▶ **УСЛОВИЕ ЗАДАЧИ A**:
Ответьте на вопросы по отрывку о сдаче юнкеров:
(i) На каком проспекте двигались юнкера под конвоем?
(ii) Чего требовала толпа?
(iii) Куда пришлось отвести юнкеров у Тучкова моста?
▶ **УСЛОВИЕ ЗАДАЧИ B**:
Перескажите короче абзац отрывка о сдаче юнкеров, начинающийся словами «Узнав, что юнкера сдались», и сохраните его основные факты.
▶ **УСЛОВИЕ ЗАДАЧИ C**:
Извлеките дословно фрагмент отрывка о сдаче юнкеров, начиная со слов «Узнав, что юнкера» и продолжая до слов «подождать успокоения толпы.» включительно.

Узнав, что юнкера сдались, я немедленно выехал в помещение училища, опасаясь, как бы пленные не сделались жертвой самосуда. Мои опасения оправдались. На Большом проспекте Петербургской стороны я увидел следующую картину. Посредине улицы двигались юнкера, окруженные конвоем, а кругом них шумела и волновалась толпа, требуя немедленно над ними казни. Возбуждение толпы было так велико, что у Тучкова моста продолжать конвоирование пленных было уже небезопасно, и пришлось остановиться, отвести юнкеров в Петровский парк, поставить на мосту крепкий заслон и подождать успокоения толпы.
С большим трудом удалось довести юнкеров до места заключения.

▶ **Размеченные перечни областей**:
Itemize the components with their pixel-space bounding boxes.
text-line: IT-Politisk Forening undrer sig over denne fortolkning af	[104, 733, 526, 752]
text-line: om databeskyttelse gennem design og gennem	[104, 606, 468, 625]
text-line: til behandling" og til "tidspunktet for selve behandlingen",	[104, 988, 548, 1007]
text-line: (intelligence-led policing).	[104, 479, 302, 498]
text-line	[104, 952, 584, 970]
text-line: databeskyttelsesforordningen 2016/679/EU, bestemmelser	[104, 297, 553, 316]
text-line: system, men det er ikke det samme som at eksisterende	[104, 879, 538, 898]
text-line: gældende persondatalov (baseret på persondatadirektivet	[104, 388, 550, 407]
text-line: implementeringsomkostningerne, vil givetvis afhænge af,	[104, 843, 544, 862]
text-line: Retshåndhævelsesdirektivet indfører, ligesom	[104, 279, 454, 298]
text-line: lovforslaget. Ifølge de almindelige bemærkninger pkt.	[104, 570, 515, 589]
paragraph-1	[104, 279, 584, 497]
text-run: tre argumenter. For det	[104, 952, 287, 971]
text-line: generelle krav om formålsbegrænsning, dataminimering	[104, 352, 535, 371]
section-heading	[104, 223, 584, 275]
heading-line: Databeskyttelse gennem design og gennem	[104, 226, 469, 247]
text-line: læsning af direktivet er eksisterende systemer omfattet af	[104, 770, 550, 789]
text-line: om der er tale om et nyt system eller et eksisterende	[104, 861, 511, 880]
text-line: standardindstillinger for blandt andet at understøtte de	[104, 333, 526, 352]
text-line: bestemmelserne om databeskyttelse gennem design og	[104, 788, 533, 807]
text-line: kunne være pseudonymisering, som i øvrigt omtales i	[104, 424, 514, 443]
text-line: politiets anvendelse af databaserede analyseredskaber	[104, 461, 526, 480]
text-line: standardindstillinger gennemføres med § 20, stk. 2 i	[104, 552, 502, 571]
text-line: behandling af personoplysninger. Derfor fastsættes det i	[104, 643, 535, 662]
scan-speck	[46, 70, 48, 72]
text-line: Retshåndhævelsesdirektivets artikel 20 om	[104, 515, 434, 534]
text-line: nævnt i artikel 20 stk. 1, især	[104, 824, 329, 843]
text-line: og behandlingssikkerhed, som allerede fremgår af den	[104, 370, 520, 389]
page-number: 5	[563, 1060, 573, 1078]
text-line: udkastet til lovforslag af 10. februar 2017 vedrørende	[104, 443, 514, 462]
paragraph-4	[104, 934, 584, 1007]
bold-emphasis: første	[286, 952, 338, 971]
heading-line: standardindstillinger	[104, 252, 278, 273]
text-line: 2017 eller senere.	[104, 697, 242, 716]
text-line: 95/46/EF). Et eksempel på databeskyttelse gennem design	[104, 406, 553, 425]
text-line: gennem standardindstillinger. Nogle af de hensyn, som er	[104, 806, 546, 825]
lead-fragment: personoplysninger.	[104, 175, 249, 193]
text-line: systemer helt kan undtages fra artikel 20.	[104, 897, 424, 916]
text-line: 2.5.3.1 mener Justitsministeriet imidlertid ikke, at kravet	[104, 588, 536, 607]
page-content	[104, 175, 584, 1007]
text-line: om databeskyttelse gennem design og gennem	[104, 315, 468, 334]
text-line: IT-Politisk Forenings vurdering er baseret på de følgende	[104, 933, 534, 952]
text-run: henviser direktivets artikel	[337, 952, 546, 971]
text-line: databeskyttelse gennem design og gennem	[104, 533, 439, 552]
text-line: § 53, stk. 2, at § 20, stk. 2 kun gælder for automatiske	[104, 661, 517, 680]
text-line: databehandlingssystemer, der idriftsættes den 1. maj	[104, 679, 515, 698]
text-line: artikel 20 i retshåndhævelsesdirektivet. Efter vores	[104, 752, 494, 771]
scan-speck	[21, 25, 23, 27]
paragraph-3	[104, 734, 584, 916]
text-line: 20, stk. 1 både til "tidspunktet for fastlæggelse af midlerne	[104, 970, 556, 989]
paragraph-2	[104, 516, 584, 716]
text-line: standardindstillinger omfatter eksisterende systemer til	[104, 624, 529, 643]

▶ **ПРАВИЛЬНЫЙ ОТВЕТ A**:
(i) На Большом проспекте Петербургской стороны.
(ii) Немедленной казни юнкеров.
(iii) В Петровский парк.

▶ **ПРАВИЛЬНЫЙ ОТВЕТ B**:
Узнав о сдаче юнкеров, я сразу выехал в училище, потому что опасался самосуда над пленными, и опасения подтвердились. На Большом проспекте Петербургской стороны юнкеров вели под конвоем, а толпа вокруг требовала их немедленной казни. У Тучкова моста вести пленных дальше стало небезопасно. Их отвели в Петровский парк, на мосту поставили крепкий заслон и стали ждать, пока толпа успокоится.

▶ **ПРАВИЛЬНЫЙ ОТВЕТ C**:
Узнав, что юнкера сдались, я немедленно выехал в помещение училища, опасаясь, как бы пленные не сделались жертвой самосуда. Мои опасения оправдались. На Большом проспекте Петербургской стороны я увидел следующую картину. Посредине улицы двигались юнкера, окруженные конвоем, а кругом них шумела и волновалась толпа, требуя немедленно над ними казни. Возбуждение толпы было так велико, что у Тучкова моста продолжать конвоирование пленных было уже небезопасно, и пришлось остановиться, отвести юнкеров в Петровский парк, поставить на мосту крепкий заслон и подождать успокоения толпы.